[Records from a collection]
__________________________________________________
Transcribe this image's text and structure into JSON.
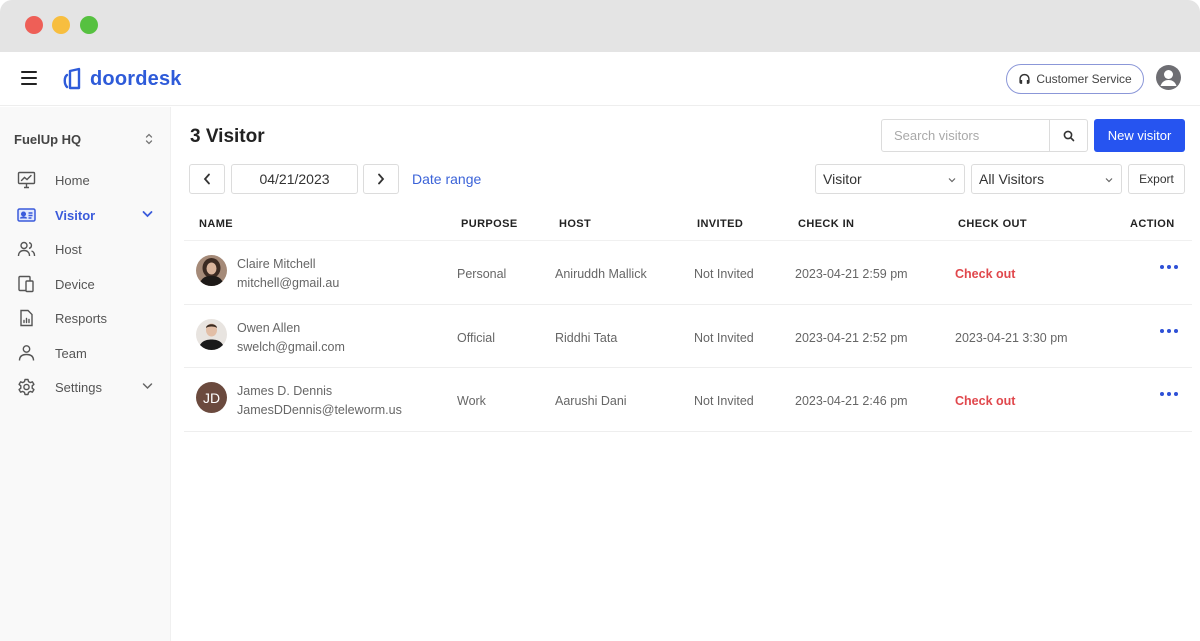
{
  "window": {
    "controls": [
      "close",
      "minimize",
      "maximize"
    ]
  },
  "topnav": {
    "menu_icon": "hamburger-icon",
    "logo_text": "doordesk",
    "customer_service_label": "Customer Service",
    "customer_service_icon": "headset-icon",
    "profile_icon": "user-circle-icon"
  },
  "sidebar": {
    "org_name": "FuelUp HQ",
    "items": [
      {
        "label": "Home",
        "icon": "monitor-chart-icon",
        "active": false,
        "has_chevron": false
      },
      {
        "label": "Visitor",
        "icon": "id-card-icon",
        "active": true,
        "has_chevron": true
      },
      {
        "label": "Host",
        "icon": "users-icon",
        "active": false,
        "has_chevron": false
      },
      {
        "label": "Device",
        "icon": "devices-icon",
        "active": false,
        "has_chevron": false
      },
      {
        "label": "Resports",
        "icon": "report-icon",
        "active": false,
        "has_chevron": false
      },
      {
        "label": "Team",
        "icon": "user-icon",
        "active": false,
        "has_chevron": false
      },
      {
        "label": "Settings",
        "icon": "gear-icon",
        "active": false,
        "has_chevron": true
      }
    ]
  },
  "main": {
    "title": "3 Visitor",
    "search": {
      "placeholder": "Search visitors",
      "value": ""
    },
    "new_visitor_label": "New visitor",
    "date": "04/21/2023",
    "date_range_label": "Date range",
    "filter_type": "Visitor",
    "filter_scope": "All Visitors",
    "export_label": "Export",
    "colors": {
      "accent": "#2654f0",
      "link": "#3b63d8",
      "danger": "#e0474c"
    }
  },
  "table": {
    "columns": [
      "NAME",
      "PURPOSE",
      "HOST",
      "INVITED",
      "CHECK IN",
      "CHECK OUT",
      "ACTION"
    ],
    "rows": [
      {
        "name": "Claire Mitchell",
        "email": "mitchell@gmail.au",
        "avatar": "photo",
        "purpose": "Personal",
        "host": "Aniruddh Mallick",
        "invited": "Not Invited",
        "check_in": "2023-04-21 2:59 pm",
        "check_out": "Check out",
        "check_out_is_action": true
      },
      {
        "name": "Owen Allen",
        "email": "swelch@gmail.com",
        "avatar": "photo",
        "purpose": "Official",
        "host": "Riddhi Tata",
        "invited": "Not Invited",
        "check_in": "2023-04-21 2:52 pm",
        "check_out": "2023-04-21 3:30 pm",
        "check_out_is_action": false
      },
      {
        "name": "James D. Dennis",
        "email": "JamesDDennis@teleworm.us",
        "avatar": "JD",
        "purpose": "Work",
        "host": "Aarushi Dani",
        "invited": "Not Invited",
        "check_in": "2023-04-21 2:46 pm",
        "check_out": "Check out",
        "check_out_is_action": true
      }
    ]
  }
}
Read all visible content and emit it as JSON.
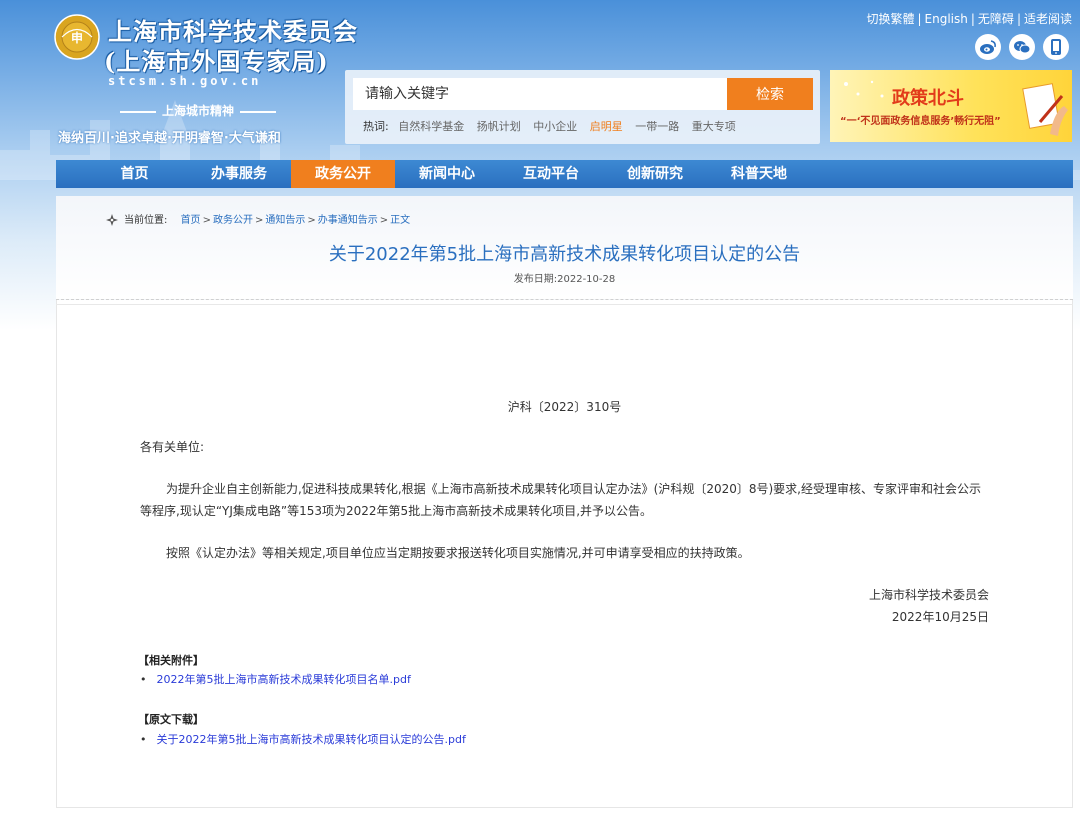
{
  "site": {
    "title_line1": "上海市科学技术委员会",
    "title_line2": "(上海市外国专家局)",
    "url": "stcsm.sh.gov.cn",
    "emblem_text": "申",
    "spirit_title": "上海城市精神",
    "spirit_text": "海纳百川·追求卓越·开明睿智·大气谦和"
  },
  "top_links": {
    "traditional": "切换繁體",
    "english": "English",
    "accessible": "无障碍",
    "elderly": "适老阅读",
    "separator": "|"
  },
  "social": [
    {
      "name": "weibo-icon"
    },
    {
      "name": "wechat-icon"
    },
    {
      "name": "mobile-icon"
    }
  ],
  "search": {
    "placeholder": "请输入关键字",
    "button": "检索",
    "hot_label": "热词:",
    "hot_words": [
      "自然科学基金",
      "扬帆计划",
      "中小企业",
      "启明星",
      "一带一路",
      "重大专项"
    ],
    "highlight_color": "#f07f1e"
  },
  "banner": {
    "title": "政策北斗",
    "subtitle": "“一‘不见面政务信息服务’畅行无阻”"
  },
  "nav": {
    "items": [
      "首页",
      "办事服务",
      "政务公开",
      "新闻中心",
      "互动平台",
      "创新研究",
      "科普天地"
    ],
    "active_index": 2,
    "bar_color": "#2a6fbf",
    "active_color": "#f07f1e"
  },
  "breadcrumb": {
    "label": "当前位置:",
    "items": [
      "首页",
      "政务公开",
      "通知告示",
      "办事通知告示",
      "正文"
    ]
  },
  "article": {
    "title": "关于2022年第5批上海市高新技术成果转化项目认定的公告",
    "publish_date": "发布日期:2022-10-28",
    "doc_number": "沪科〔2022〕310号",
    "greeting": "各有关单位:",
    "paragraphs": [
      "为提升企业自主创新能力,促进科技成果转化,根据《上海市高新技术成果转化项目认定办法》(沪科规〔2020〕8号)要求,经受理审核、专家评审和社会公示等程序,现认定“YJ集成电路”等153项为2022年第5批上海市高新技术成果转化项目,并予以公告。",
      "按照《认定办法》等相关规定,项目单位应当定期按要求报送转化项目实施情况,并可申请享受相应的扶持政策。"
    ],
    "signature_org": "上海市科学技术委员会",
    "signature_date": "2022年10月25日",
    "attachments_heading": "【相关附件】",
    "attachments": [
      "2022年第5批上海市高新技术成果转化项目名单.pdf"
    ],
    "download_heading": "【原文下载】",
    "downloads": [
      "关于2022年第5批上海市高新技术成果转化项目认定的公告.pdf"
    ]
  }
}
__________________________________________________
Write out the listing word for word, omitting the pictures it holds.

Answer to this task
Transcribe this image's text and structure into JSON.
{
  "window": {
    "controls": [
      "close",
      "minimize",
      "maximize"
    ]
  },
  "topnav": {
    "menu_icon": "hamburger-icon",
    "logo_text": "doordesk",
    "customer_service_label": "Customer Service",
    "customer_service_icon": "headset-icon",
    "profile_icon": "user-circle-icon"
  },
  "sidebar": {
    "org_name": "FuelUp HQ",
    "items": [
      {
        "label": "Home",
        "icon": "monitor-chart-icon",
        "active": false,
        "has_chevron": false
      },
      {
        "label": "Visitor",
        "icon": "id-card-icon",
        "active": true,
        "has_chevron": true
      },
      {
        "label": "Host",
        "icon": "users-icon",
        "active": false,
        "has_chevron": false
      },
      {
        "label": "Device",
        "icon": "devices-icon",
        "active": false,
        "has_chevron": false
      },
      {
        "label": "Resports",
        "icon": "report-icon",
        "active": false,
        "has_chevron": false
      },
      {
        "label": "Team",
        "icon": "user-icon",
        "active": false,
        "has_chevron": false
      },
      {
        "label": "Settings",
        "icon": "gear-icon",
        "active": false,
        "has_chevron": true
      }
    ]
  },
  "main": {
    "title": "3 Visitor",
    "search": {
      "placeholder": "Search visitors",
      "value": ""
    },
    "new_visitor_label": "New visitor",
    "date": "04/21/2023",
    "date_range_label": "Date range",
    "filter_type": "Visitor",
    "filter_scope": "All Visitors",
    "export_label": "Export",
    "colors": {
      "accent": "#2654f0",
      "link": "#3b63d8",
      "danger": "#e0474c"
    }
  },
  "table": {
    "columns": [
      "NAME",
      "PURPOSE",
      "HOST",
      "INVITED",
      "CHECK IN",
      "CHECK OUT",
      "ACTION"
    ],
    "rows": [
      {
        "name": "Claire Mitchell",
        "email": "mitchell@gmail.au",
        "avatar": "photo",
        "purpose": "Personal",
        "host": "Aniruddh Mallick",
        "invited": "Not Invited",
        "check_in": "2023-04-21 2:59 pm",
        "check_out": "Check out",
        "check_out_is_action": true
      },
      {
        "name": "Owen Allen",
        "email": "swelch@gmail.com",
        "avatar": "photo",
        "purpose": "Official",
        "host": "Riddhi Tata",
        "invited": "Not Invited",
        "check_in": "2023-04-21 2:52 pm",
        "check_out": "2023-04-21 3:30 pm",
        "check_out_is_action": false
      },
      {
        "name": "James D. Dennis",
        "email": "JamesDDennis@teleworm.us",
        "avatar": "JD",
        "purpose": "Work",
        "host": "Aarushi Dani",
        "invited": "Not Invited",
        "check_in": "2023-04-21 2:46 pm",
        "check_out": "Check out",
        "check_out_is_action": true
      }
    ]
  }
}
Read all visible content and emit it as JSON.
{
  "site": {
    "title_line1": "上海市科学技术委员会",
    "title_line2": "(上海市外国专家局)",
    "url": "stcsm.sh.gov.cn",
    "emblem_text": "申",
    "spirit_title": "上海城市精神",
    "spirit_text": "海纳百川·追求卓越·开明睿智·大气谦和"
  },
  "top_links": {
    "traditional": "切换繁體",
    "english": "English",
    "accessible": "无障碍",
    "elderly": "适老阅读",
    "separator": "|"
  },
  "social": [
    {
      "name": "weibo-icon"
    },
    {
      "name": "wechat-icon"
    },
    {
      "name": "mobile-icon"
    }
  ],
  "search": {
    "placeholder": "请输入关键字",
    "button": "检索",
    "hot_label": "热词:",
    "hot_words": [
      "自然科学基金",
      "扬帆计划",
      "中小企业",
      "启明星",
      "一带一路",
      "重大专项"
    ],
    "highlight_color": "#f07f1e"
  },
  "banner": {
    "title": "政策北斗",
    "subtitle": "“一‘不见面政务信息服务’畅行无阻”"
  },
  "nav": {
    "items": [
      "首页",
      "办事服务",
      "政务公开",
      "新闻中心",
      "互动平台",
      "创新研究",
      "科普天地"
    ],
    "active_index": 2,
    "bar_color": "#2a6fbf",
    "active_color": "#f07f1e"
  },
  "breadcrumb": {
    "label": "当前位置:",
    "items": [
      "首页",
      "政务公开",
      "通知告示",
      "办事通知告示",
      "正文"
    ]
  },
  "article": {
    "title": "关于2022年第5批上海市高新技术成果转化项目认定的公告",
    "publish_date": "发布日期:2022-10-28",
    "doc_number": "沪科〔2022〕310号",
    "greeting": "各有关单位:",
    "paragraphs": [
      "为提升企业自主创新能力,促进科技成果转化,根据《上海市高新技术成果转化项目认定办法》(沪科规〔2020〕8号)要求,经受理审核、专家评审和社会公示等程序,现认定“YJ集成电路”等153项为2022年第5批上海市高新技术成果转化项目,并予以公告。",
      "按照《认定办法》等相关规定,项目单位应当定期按要求报送转化项目实施情况,并可申请享受相应的扶持政策。"
    ],
    "signature_org": "上海市科学技术委员会",
    "signature_date": "2022年10月25日",
    "attachments_heading": "【相关附件】",
    "attachments": [
      "2022年第5批上海市高新技术成果转化项目名单.pdf"
    ],
    "download_heading": "【原文下载】",
    "downloads": [
      "关于2022年第5批上海市高新技术成果转化项目认定的公告.pdf"
    ]
  }
}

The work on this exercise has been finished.